--- Provided data ---

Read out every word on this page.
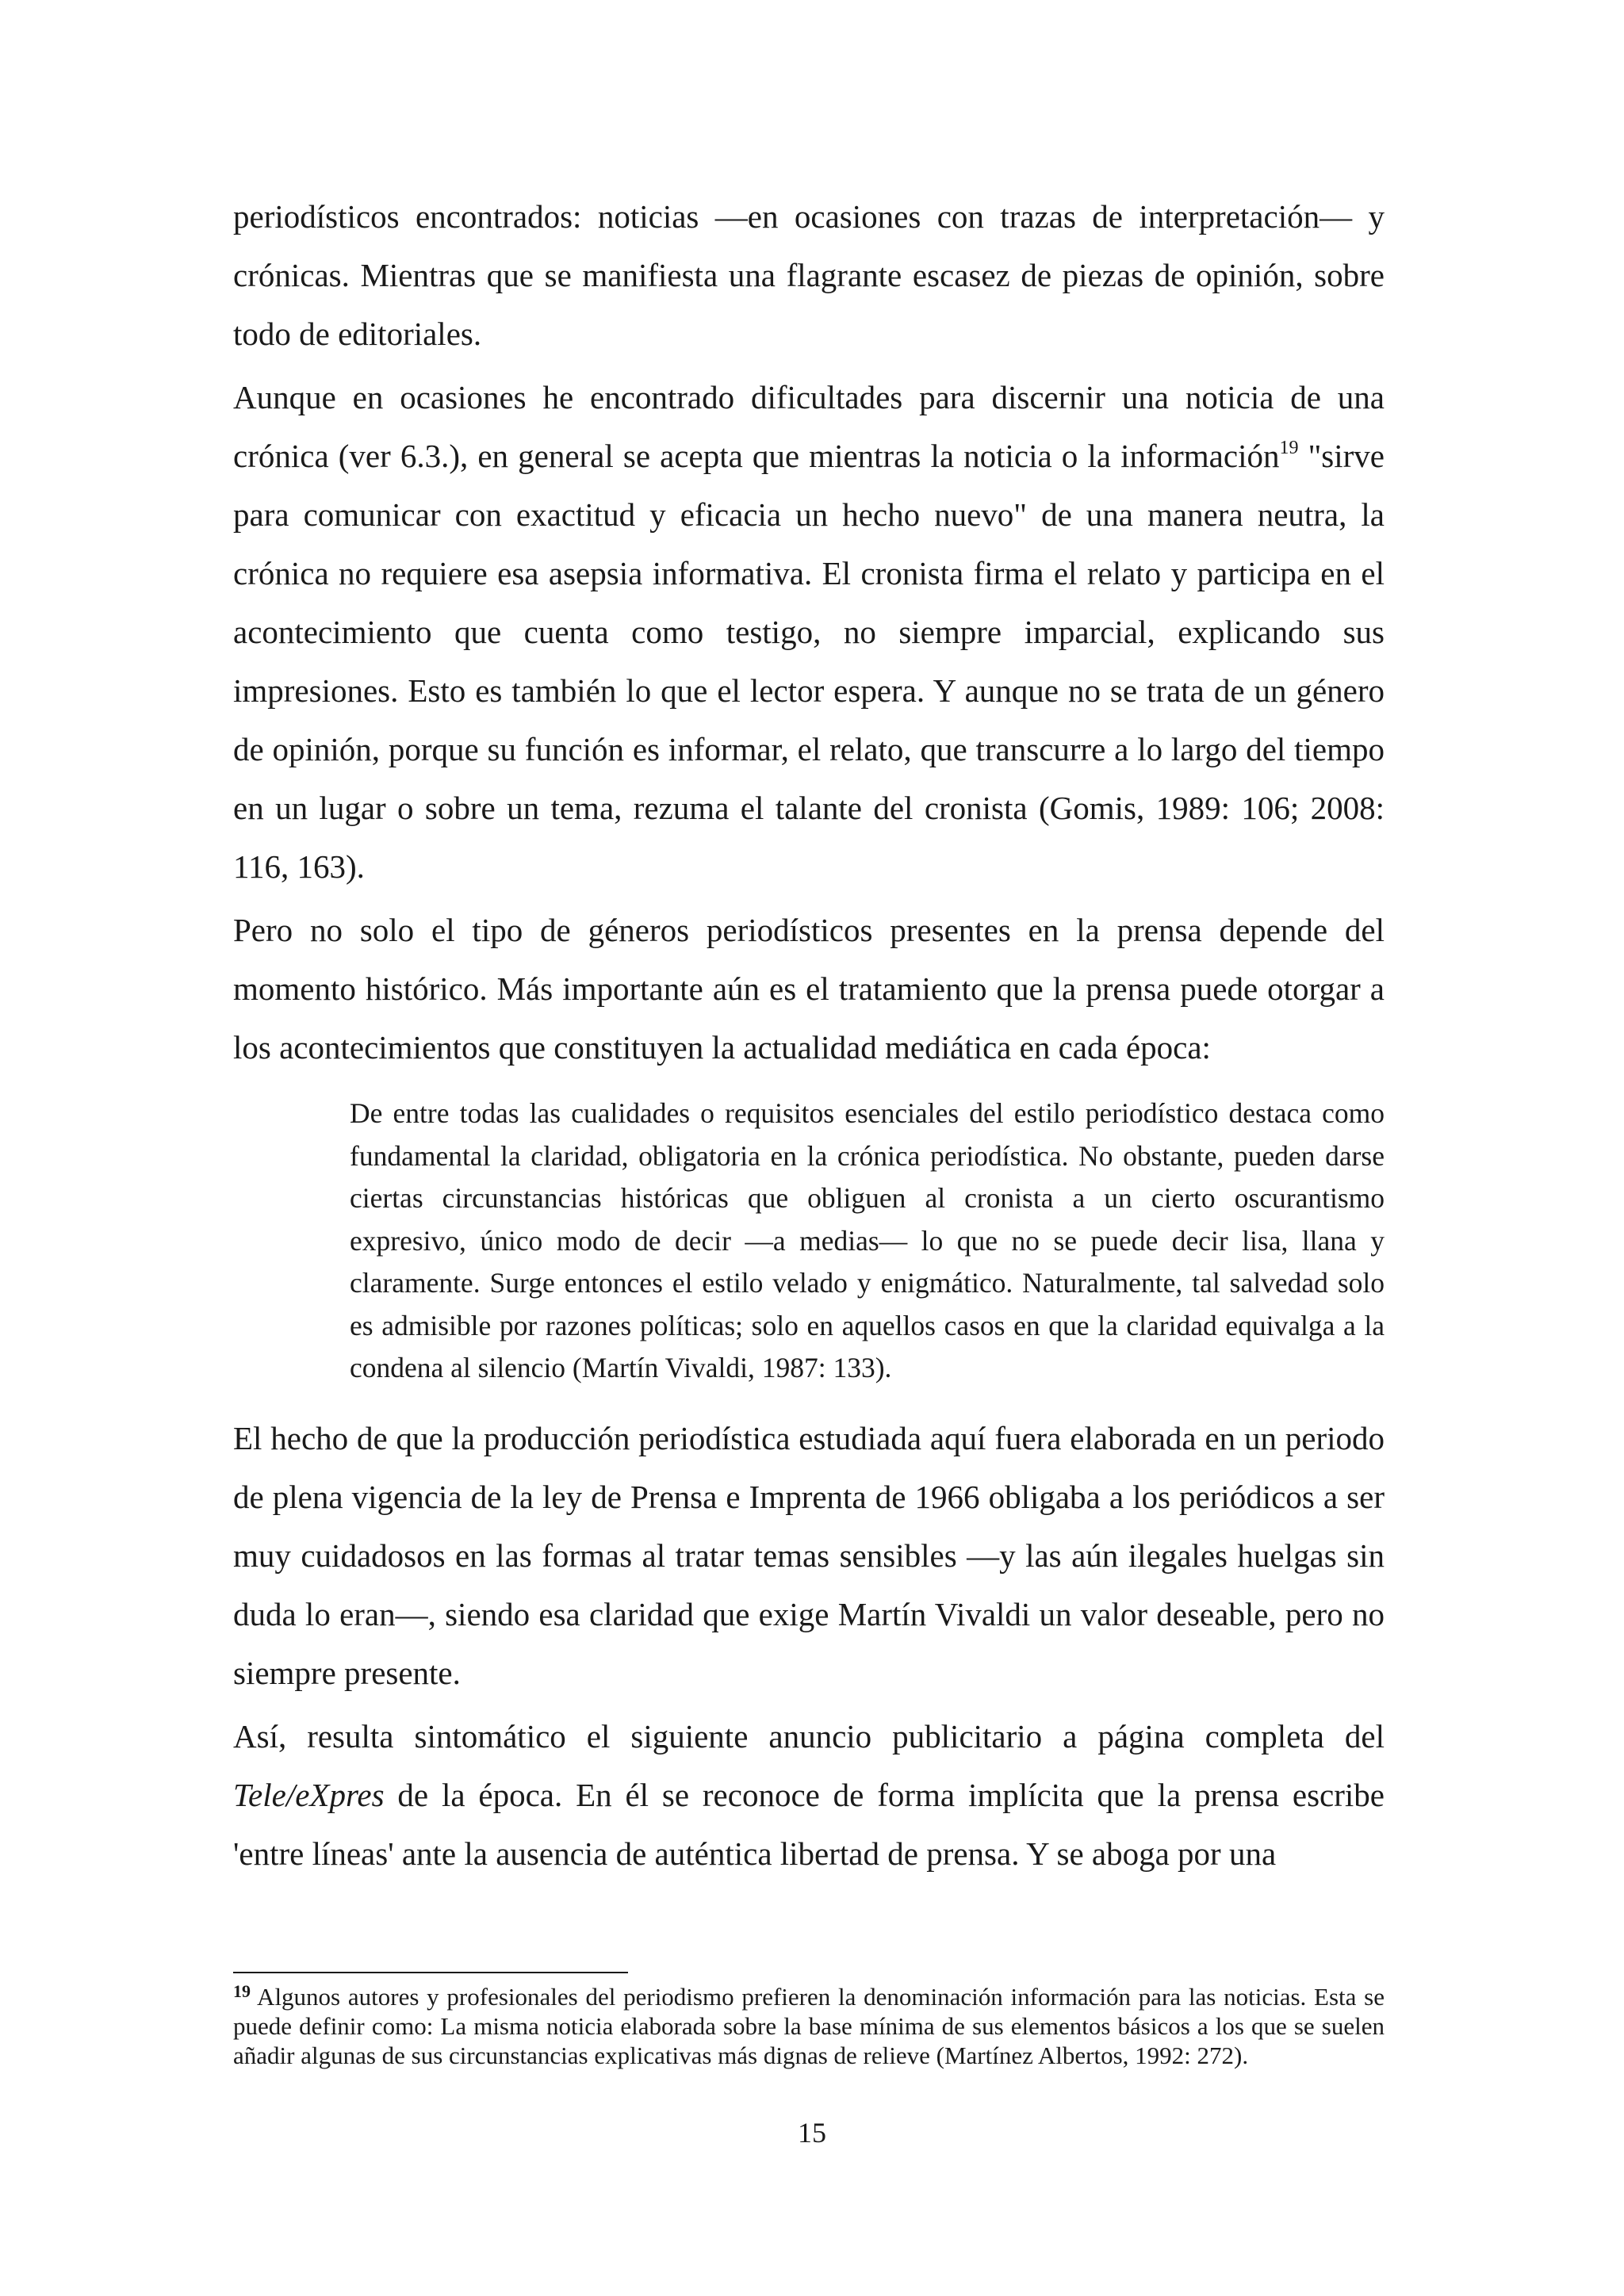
periodísticos encontrados: noticias —en ocasiones con trazas de interpretación— y crónicas. Mientras que se manifiesta una flagrante escasez de piezas de opinión, sobre todo de editoriales.

Aunque en ocasiones he encontrado dificultades para discernir una noticia de una crónica (ver 6.3.), en general se acepta que mientras la noticia o la información$^{19}$ "sirve para comunicar con exactitud y eficacia un hecho nuevo" de una manera neutra, la crónica no requiere esa asepsia informativa. El cronista firma el relato y participa en el acontecimiento que cuenta como testigo, no siempre imparcial, explicando sus impresiones. Esto es también lo que el lector espera. Y aunque no se trata de un género de opinión, porque su función es informar, el relato, que transcurre a lo largo del tiempo en un lugar o sobre un tema, rezuma el talante del cronista (Gomis, 1989: 106; 2008: 116, 163).

Pero no solo el tipo de géneros periodísticos presentes en la prensa depende del momento histórico. Más importante aún es el tratamiento que la prensa puede otorgar a los acontecimientos que constituyen la actualidad mediática en cada época:

De entre todas las cualidades o requisitos esenciales del estilo periodístico destaca como fundamental la claridad, obligatoria en la crónica periodística. No obstante, pueden darse ciertas circunstancias históricas que obliguen al cronista a un cierto oscurantismo expresivo, único modo de decir —a medias— lo que no se puede decir lisa, llana y claramente. Surge entonces el estilo velado y enigmático. Naturalmente, tal salvedad solo es admisible por razones políticas; solo en aquellos casos en que la claridad equivalga a la condena al silencio (Martín Vivaldi, 1987: 133).

El hecho de que la producción periodística estudiada aquí fuera elaborada en un periodo de plena vigencia de la ley de Prensa e Imprenta de 1966 obligaba a los periódicos a ser muy cuidadosos en las formas al tratar temas sensibles —y las aún ilegales huelgas sin duda lo eran—, siendo esa claridad que exige Martín Vivaldi un valor deseable, pero no siempre presente.

Así, resulta sintomático el siguiente anuncio publicitario a página completa del Tele/eXpres de la época. En él se reconoce de forma implícita que la prensa escribe 'entre líneas' ante la ausencia de auténtica libertad de prensa. Y se aboga por una

$^{19}$ Algunos autores y profesionales del periodismo prefieren la denominación información para las noticias. Esta se puede definir como: La misma noticia elaborada sobre la base mínima de sus elementos básicos a los que se suelen añadir algunas de sus circunstancias explicativas más dignas de relieve (Martínez Albertos, 1992: 272).

15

---

## Stated problem
Write out the material above once more, exactly as it reads, with no pictures.

## Worked solution
Read out every word on this page.
periodísticos encontrados: noticias —en ocasiones con trazas de interpretación— y crónicas. Mientras que se manifiesta una flagrante escasez de piezas de opinión, sobre todo de editoriales.

Aunque en ocasiones he encontrado dificultades para discernir una noticia de una crónica (ver 6.3.), en general se acepta que mientras la noticia o la información$^{19}$ "sirve para comunicar con exactitud y eficacia un hecho nuevo" de una manera neutra, la crónica no requiere esa asepsia informativa. El cronista firma el relato y participa en el acontecimiento que cuenta como testigo, no siempre imparcial, explicando sus impresiones. Esto es también lo que el lector espera. Y aunque no se trata de un género de opinión, porque su función es informar, el relato, que transcurre a lo largo del tiempo en un lugar o sobre un tema, rezuma el talante del cronista (Gomis, 1989: 106; 2008: 116, 163).

Pero no solo el tipo de géneros periodísticos presentes en la prensa depende del momento histórico. Más importante aún es el tratamiento que la prensa puede otorgar a los acontecimientos que constituyen la actualidad mediática en cada época:

De entre todas las cualidades o requisitos esenciales del estilo periodístico destaca como fundamental la claridad, obligatoria en la crónica periodística. No obstante, pueden darse ciertas circunstancias históricas que obliguen al cronista a un cierto oscurantismo expresivo, único modo de decir —a medias— lo que no se puede decir lisa, llana y claramente. Surge entonces el estilo velado y enigmático. Naturalmente, tal salvedad solo es admisible por razones políticas; solo en aquellos casos en que la claridad equivalga a la condena al silencio (Martín Vivaldi, 1987: 133).

El hecho de que la producción periodística estudiada aquí fuera elaborada en un periodo de plena vigencia de la ley de Prensa e Imprenta de 1966 obligaba a los periódicos a ser muy cuidadosos en las formas al tratar temas sensibles —y las aún ilegales huelgas sin duda lo eran—, siendo esa claridad que exige Martín Vivaldi un valor deseable, pero no siempre presente.

Así, resulta sintomático el siguiente anuncio publicitario a página completa del Tele/eXpres de la época. En él se reconoce de forma implícita que la prensa escribe 'entre líneas' ante la ausencia de auténtica libertad de prensa. Y se aboga por una

$^{19}$ Algunos autores y profesionales del periodismo prefieren la denominación información para las noticias. Esta se puede definir como: La misma noticia elaborada sobre la base mínima de sus elementos básicos a los que se suelen añadir algunas de sus circunstancias explicativas más dignas de relieve (Martínez Albertos, 1992: 272).

15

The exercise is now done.